▶ _RECORDS FOR THE TASK_
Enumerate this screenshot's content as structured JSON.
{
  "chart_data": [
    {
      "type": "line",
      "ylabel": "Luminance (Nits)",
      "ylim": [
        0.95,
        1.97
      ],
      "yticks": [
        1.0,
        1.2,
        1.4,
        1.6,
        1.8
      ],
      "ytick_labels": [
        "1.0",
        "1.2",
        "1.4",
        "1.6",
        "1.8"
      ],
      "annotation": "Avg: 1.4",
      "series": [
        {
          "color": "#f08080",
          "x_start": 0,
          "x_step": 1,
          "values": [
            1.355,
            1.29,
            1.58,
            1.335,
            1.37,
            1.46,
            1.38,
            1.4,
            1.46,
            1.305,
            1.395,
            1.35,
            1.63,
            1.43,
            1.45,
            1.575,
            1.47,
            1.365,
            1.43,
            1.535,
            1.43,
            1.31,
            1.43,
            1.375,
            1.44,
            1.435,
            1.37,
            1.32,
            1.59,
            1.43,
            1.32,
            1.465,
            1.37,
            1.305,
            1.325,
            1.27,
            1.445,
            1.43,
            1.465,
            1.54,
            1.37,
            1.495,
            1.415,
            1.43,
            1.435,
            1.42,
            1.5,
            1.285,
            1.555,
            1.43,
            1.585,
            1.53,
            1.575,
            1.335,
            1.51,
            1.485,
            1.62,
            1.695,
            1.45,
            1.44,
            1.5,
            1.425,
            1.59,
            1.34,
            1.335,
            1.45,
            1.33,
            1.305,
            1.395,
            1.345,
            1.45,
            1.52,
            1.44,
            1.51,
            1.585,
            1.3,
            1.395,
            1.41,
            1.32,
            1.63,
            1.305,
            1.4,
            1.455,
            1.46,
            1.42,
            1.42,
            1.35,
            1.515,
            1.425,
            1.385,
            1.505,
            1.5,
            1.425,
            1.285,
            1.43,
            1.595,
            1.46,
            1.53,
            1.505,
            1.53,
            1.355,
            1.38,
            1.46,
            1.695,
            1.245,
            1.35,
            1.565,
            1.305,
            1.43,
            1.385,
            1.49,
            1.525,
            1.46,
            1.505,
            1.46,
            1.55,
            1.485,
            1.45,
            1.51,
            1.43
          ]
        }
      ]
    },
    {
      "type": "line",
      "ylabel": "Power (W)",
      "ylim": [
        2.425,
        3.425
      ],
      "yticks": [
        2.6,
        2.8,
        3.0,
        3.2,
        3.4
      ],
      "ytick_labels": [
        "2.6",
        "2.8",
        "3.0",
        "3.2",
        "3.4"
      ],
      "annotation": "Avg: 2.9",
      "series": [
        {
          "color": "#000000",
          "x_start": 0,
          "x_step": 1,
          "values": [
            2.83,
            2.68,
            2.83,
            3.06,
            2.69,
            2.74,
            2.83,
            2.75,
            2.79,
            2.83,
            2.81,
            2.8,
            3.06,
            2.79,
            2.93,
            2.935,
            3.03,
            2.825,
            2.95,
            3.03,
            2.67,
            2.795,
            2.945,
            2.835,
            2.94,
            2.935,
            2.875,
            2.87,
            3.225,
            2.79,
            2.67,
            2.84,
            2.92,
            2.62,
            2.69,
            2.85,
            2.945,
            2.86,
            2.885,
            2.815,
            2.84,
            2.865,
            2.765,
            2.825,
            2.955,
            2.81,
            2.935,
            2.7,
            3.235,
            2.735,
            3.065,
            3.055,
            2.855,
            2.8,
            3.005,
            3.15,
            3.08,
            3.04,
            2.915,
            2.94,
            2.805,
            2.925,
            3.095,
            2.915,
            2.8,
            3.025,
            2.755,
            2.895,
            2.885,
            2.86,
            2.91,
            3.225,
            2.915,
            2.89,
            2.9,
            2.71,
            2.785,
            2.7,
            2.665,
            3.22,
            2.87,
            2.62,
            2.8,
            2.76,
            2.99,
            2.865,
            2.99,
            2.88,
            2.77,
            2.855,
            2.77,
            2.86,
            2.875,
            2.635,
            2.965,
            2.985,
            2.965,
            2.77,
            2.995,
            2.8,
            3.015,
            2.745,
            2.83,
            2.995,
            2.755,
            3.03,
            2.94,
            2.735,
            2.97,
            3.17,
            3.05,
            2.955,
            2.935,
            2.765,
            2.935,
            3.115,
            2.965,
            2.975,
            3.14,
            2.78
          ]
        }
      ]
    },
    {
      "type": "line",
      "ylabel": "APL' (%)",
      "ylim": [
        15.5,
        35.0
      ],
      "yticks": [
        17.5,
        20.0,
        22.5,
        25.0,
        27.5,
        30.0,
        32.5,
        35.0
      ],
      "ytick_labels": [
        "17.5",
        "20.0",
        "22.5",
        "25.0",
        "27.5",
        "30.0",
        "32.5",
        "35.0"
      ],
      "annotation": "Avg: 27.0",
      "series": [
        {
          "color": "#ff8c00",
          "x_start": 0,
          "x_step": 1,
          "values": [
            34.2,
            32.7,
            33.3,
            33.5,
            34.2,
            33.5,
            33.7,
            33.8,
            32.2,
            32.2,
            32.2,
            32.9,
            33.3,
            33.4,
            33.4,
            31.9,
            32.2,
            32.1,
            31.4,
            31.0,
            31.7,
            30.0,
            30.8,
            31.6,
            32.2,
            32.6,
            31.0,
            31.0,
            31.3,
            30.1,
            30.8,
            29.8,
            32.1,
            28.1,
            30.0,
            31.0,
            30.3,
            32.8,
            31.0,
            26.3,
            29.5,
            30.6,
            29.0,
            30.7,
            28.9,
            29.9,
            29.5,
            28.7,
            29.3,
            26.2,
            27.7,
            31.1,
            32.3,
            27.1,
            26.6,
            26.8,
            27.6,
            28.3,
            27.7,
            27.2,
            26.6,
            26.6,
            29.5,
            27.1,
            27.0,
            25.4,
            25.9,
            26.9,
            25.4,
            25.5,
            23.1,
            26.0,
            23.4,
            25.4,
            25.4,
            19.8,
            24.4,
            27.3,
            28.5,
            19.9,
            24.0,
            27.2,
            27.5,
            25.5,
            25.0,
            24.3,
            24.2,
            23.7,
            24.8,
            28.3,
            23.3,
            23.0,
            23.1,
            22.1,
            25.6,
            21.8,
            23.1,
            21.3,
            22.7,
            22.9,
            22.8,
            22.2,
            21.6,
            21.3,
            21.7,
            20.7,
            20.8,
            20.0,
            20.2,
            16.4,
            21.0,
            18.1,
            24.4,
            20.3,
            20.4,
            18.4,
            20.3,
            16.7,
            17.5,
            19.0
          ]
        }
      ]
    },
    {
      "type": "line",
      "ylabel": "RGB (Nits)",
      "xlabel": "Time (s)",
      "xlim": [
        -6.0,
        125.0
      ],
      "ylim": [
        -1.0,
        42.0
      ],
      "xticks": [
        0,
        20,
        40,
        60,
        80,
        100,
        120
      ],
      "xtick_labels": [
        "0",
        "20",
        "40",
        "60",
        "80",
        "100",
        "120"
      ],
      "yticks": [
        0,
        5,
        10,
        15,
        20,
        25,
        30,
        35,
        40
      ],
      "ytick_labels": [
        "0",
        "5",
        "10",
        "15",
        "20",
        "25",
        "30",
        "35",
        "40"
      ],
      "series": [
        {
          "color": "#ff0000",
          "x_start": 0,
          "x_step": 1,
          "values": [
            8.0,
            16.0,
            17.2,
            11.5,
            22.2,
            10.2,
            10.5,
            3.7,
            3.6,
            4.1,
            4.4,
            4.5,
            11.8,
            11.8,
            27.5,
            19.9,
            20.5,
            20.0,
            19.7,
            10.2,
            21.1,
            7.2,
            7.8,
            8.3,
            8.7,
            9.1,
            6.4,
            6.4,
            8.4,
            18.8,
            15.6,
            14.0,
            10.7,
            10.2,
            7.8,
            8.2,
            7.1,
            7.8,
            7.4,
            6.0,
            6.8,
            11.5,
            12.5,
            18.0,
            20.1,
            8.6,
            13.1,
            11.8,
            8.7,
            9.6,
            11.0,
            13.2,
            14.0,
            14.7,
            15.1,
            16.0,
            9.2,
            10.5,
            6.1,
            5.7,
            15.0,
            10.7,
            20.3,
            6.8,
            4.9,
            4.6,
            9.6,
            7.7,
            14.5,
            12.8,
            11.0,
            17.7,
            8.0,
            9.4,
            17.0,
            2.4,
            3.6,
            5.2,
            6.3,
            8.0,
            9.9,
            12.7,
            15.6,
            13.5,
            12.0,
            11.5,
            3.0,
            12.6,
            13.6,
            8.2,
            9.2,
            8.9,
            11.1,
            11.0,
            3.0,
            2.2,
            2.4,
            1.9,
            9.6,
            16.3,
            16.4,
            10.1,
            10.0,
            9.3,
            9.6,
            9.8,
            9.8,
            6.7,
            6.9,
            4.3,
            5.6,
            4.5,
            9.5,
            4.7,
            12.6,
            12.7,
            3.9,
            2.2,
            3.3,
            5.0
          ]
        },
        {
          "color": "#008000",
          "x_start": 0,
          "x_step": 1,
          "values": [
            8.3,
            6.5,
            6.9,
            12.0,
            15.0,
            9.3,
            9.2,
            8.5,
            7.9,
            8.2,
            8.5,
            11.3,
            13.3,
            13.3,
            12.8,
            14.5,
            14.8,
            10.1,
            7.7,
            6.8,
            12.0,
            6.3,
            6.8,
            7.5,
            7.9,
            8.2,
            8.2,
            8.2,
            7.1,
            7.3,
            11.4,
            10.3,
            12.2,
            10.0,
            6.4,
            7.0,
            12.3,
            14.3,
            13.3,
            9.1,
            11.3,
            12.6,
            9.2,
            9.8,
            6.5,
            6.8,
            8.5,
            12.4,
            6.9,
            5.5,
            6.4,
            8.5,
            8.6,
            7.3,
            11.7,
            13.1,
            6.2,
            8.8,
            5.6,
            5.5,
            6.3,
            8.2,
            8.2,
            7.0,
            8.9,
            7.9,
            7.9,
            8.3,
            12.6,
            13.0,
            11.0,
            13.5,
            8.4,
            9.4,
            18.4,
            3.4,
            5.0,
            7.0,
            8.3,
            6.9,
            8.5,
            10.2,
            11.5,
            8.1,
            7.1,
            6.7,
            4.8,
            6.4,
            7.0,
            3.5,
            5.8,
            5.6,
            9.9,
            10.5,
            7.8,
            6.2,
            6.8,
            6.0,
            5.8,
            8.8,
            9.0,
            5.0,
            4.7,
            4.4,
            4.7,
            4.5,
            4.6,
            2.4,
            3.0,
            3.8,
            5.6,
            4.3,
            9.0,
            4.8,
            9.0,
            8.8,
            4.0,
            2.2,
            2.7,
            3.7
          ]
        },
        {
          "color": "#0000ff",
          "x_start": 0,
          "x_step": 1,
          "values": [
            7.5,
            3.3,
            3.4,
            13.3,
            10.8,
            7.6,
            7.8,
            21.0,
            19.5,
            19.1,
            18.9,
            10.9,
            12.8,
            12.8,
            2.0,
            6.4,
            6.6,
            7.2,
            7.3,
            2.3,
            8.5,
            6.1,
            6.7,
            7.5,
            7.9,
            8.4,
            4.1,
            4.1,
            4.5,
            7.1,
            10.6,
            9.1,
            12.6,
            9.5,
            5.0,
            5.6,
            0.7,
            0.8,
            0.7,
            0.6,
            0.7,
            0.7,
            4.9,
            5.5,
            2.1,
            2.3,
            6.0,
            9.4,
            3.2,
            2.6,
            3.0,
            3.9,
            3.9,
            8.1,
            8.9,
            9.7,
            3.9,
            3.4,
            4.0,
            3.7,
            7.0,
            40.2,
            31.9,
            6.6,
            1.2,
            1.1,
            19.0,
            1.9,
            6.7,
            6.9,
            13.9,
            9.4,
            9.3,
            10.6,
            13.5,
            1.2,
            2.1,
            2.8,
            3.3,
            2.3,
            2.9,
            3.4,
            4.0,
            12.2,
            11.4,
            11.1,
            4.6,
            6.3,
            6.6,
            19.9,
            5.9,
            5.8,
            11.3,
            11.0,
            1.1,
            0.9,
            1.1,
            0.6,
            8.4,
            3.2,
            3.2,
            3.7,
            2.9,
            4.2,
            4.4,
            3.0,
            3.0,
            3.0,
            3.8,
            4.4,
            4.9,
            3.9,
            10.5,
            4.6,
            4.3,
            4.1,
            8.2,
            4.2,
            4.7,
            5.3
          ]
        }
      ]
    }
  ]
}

▶ _INSTRUCTION_
Give only the number of lines in the data that hold the word "Nits".

▶ _RESPONSE_
2